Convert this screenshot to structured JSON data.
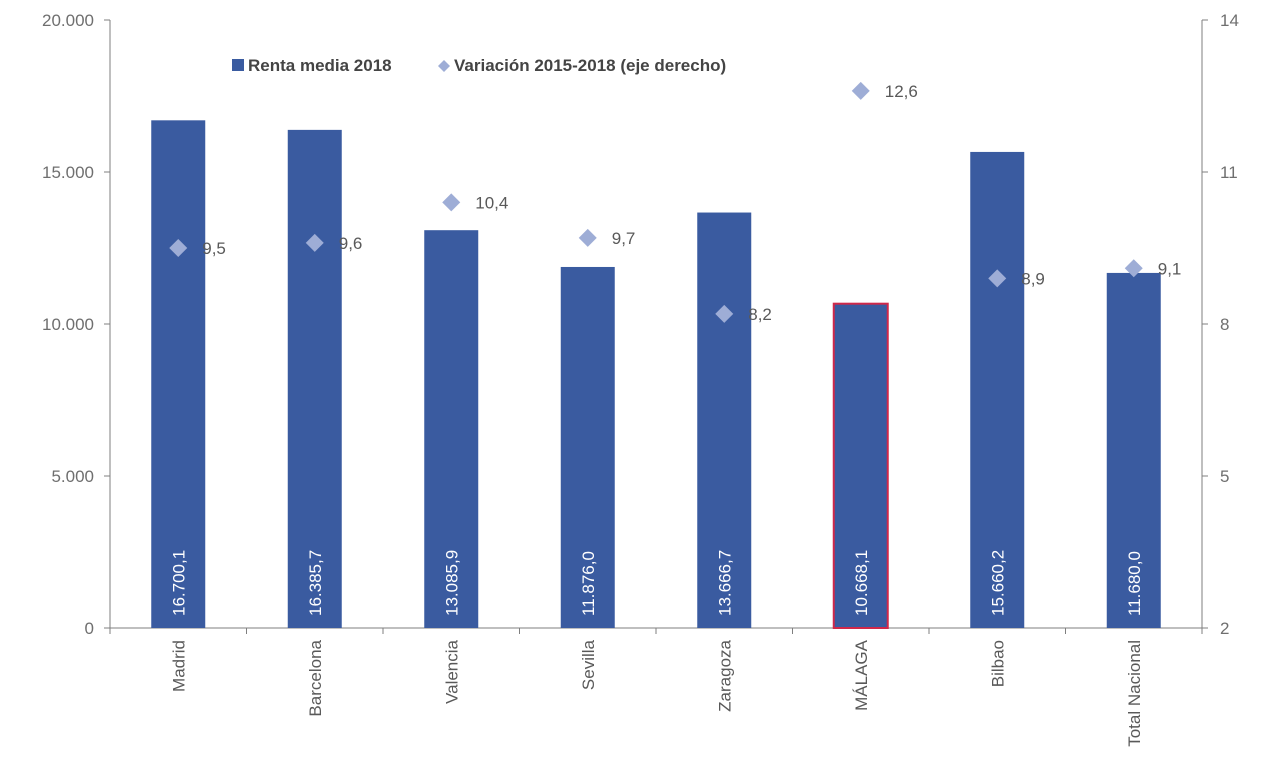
{
  "chart_data": {
    "type": "bar",
    "categories": [
      "Madrid",
      "Barcelona",
      "Valencia",
      "Sevilla",
      "Zaragoza",
      "MÁLAGA",
      "Bilbao",
      "Total Nacional"
    ],
    "series": [
      {
        "name": "Renta media 2018",
        "type": "bar",
        "axis": "left",
        "values": [
          16700.1,
          16385.7,
          13085.9,
          11876.0,
          13666.7,
          10668.1,
          15660.2,
          11680.0
        ],
        "labels": [
          "16.700,1",
          "16.385,7",
          "13.085,9",
          "11.876,0",
          "13.666,7",
          "10.668,1",
          "15.660,2",
          "11.680,0"
        ],
        "color": "#3a5ba0",
        "highlight_index": 5,
        "highlight_outline": "#d0284a"
      },
      {
        "name": "Variación 2015-2018 (eje derecho)",
        "type": "scatter",
        "marker": "diamond",
        "axis": "right",
        "values": [
          9.5,
          9.6,
          10.4,
          9.7,
          8.2,
          12.6,
          8.9,
          9.1
        ],
        "labels": [
          "9,5",
          "9,6",
          "10,4",
          "9,7",
          "8,2",
          "12,6",
          "8,9",
          "9,1"
        ],
        "color": "#9eadd6"
      }
    ],
    "y_left": {
      "ylim": [
        0,
        20000
      ],
      "ticks": [
        0,
        5000,
        10000,
        15000,
        20000
      ],
      "tick_labels": [
        "0",
        "5.000",
        "10.000",
        "15.000",
        "20.000"
      ]
    },
    "y_right": {
      "ylim": [
        2,
        14
      ],
      "ticks": [
        2,
        5,
        8,
        11,
        14
      ],
      "tick_labels": [
        "2",
        "5",
        "8",
        "11",
        "14"
      ]
    },
    "legend": {
      "position": "top-left",
      "items": [
        "Renta media 2018",
        "Variación 2015-2018 (eje derecho)"
      ]
    },
    "title": "",
    "xlabel": "",
    "ylabel": "",
    "grid": false
  }
}
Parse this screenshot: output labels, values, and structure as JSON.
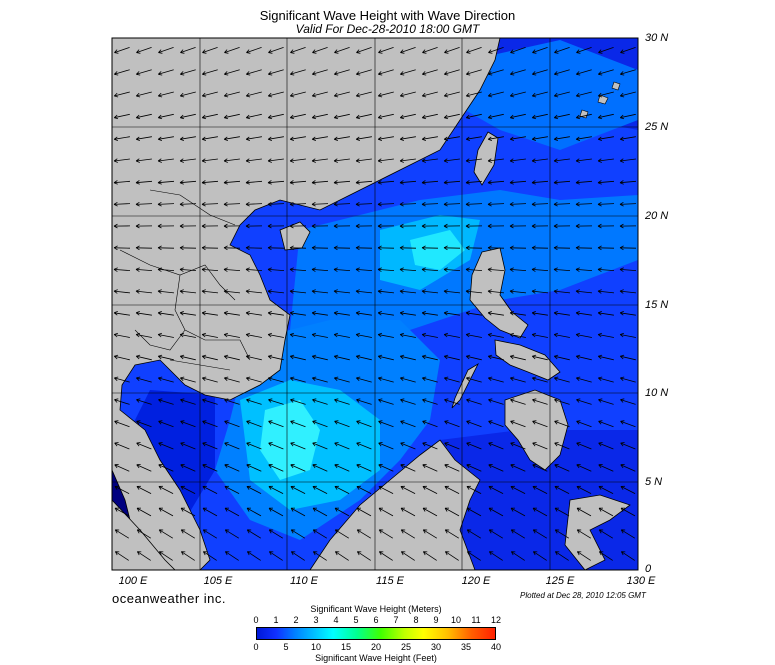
{
  "header": {
    "title": "Significant Wave Height with Wave Direction",
    "subtitle": "Valid For Dec-28-2010 18:00 GMT"
  },
  "axes": {
    "lat_labels": [
      "30 N",
      "25 N",
      "20 N",
      "15 N",
      "10 N",
      "5 N",
      "0"
    ],
    "lat_values": [
      30,
      25,
      20,
      15,
      10,
      5,
      0
    ],
    "lon_labels": [
      "100 E",
      "105 E",
      "110 E",
      "115 E",
      "120 E",
      "125 E",
      "130 E"
    ],
    "lon_values": [
      100,
      105,
      110,
      115,
      120,
      125,
      130
    ]
  },
  "footer": {
    "brand": "oceanweather inc.",
    "plotted": "Plotted at Dec 28, 2010 12:05 GMT"
  },
  "colorbar": {
    "title_top": "Significant Wave Height (Meters)",
    "meters_ticks": [
      "0",
      "1",
      "2",
      "3",
      "4",
      "5",
      "6",
      "7",
      "8",
      "9",
      "10",
      "11",
      "12"
    ],
    "feet_ticks": [
      "0",
      "5",
      "10",
      "15",
      "20",
      "25",
      "30",
      "35",
      "40"
    ],
    "title_bottom": "Significant Wave Height (Feet)"
  },
  "colors": {
    "land": "#c0c0c0",
    "sea_dark": "#0018d8",
    "sea_blue": "#1040ff",
    "sea_mid": "#0080ff",
    "sea_cyan": "#00c8ff",
    "sea_light": "#20e8ff"
  },
  "chart_data": {
    "type": "heatmap",
    "title": "Significant Wave Height with Wave Direction",
    "subtitle": "Valid For Dec-28-2010 18:00 GMT",
    "x_range": [
      100,
      130
    ],
    "y_range": [
      0,
      30
    ],
    "colorbar_range_m": [
      0,
      12
    ],
    "colorbar_range_ft": [
      0,
      40
    ],
    "wave_direction_general": "from northeast toward southwest"
  }
}
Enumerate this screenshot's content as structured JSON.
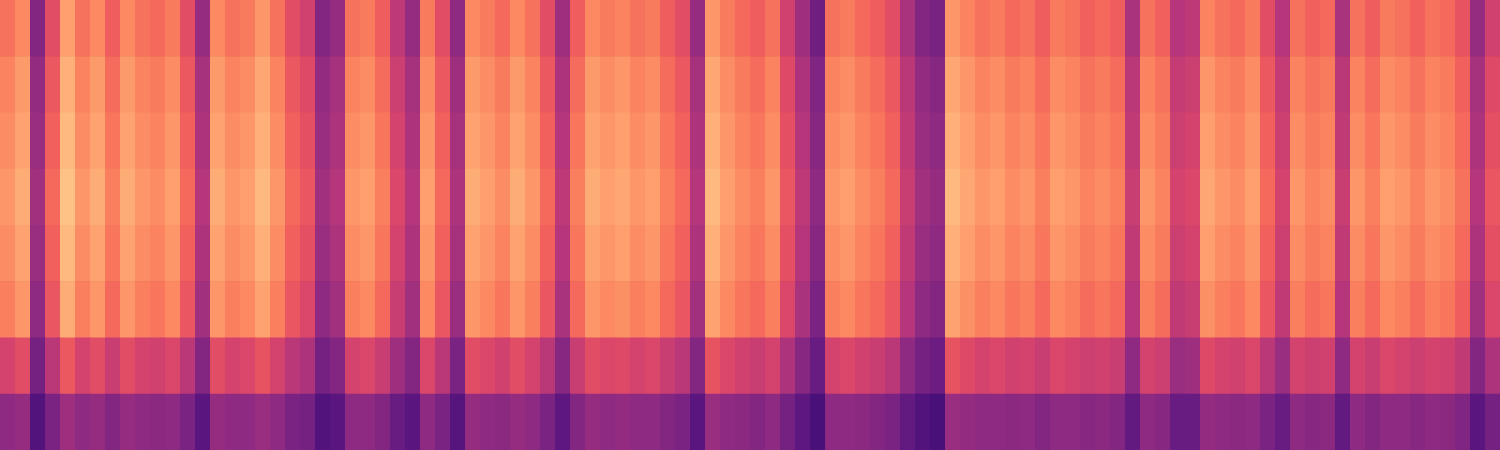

_THE PROBLEM_
Look through the entries above and list every line containing "subtitle".

_TASK RESPONSE_
    "subtitle": "Valid For Dec-28-2010 18:00 GMT"
    "subtitle": "Valid For Dec-28-2010 18:00 GMT",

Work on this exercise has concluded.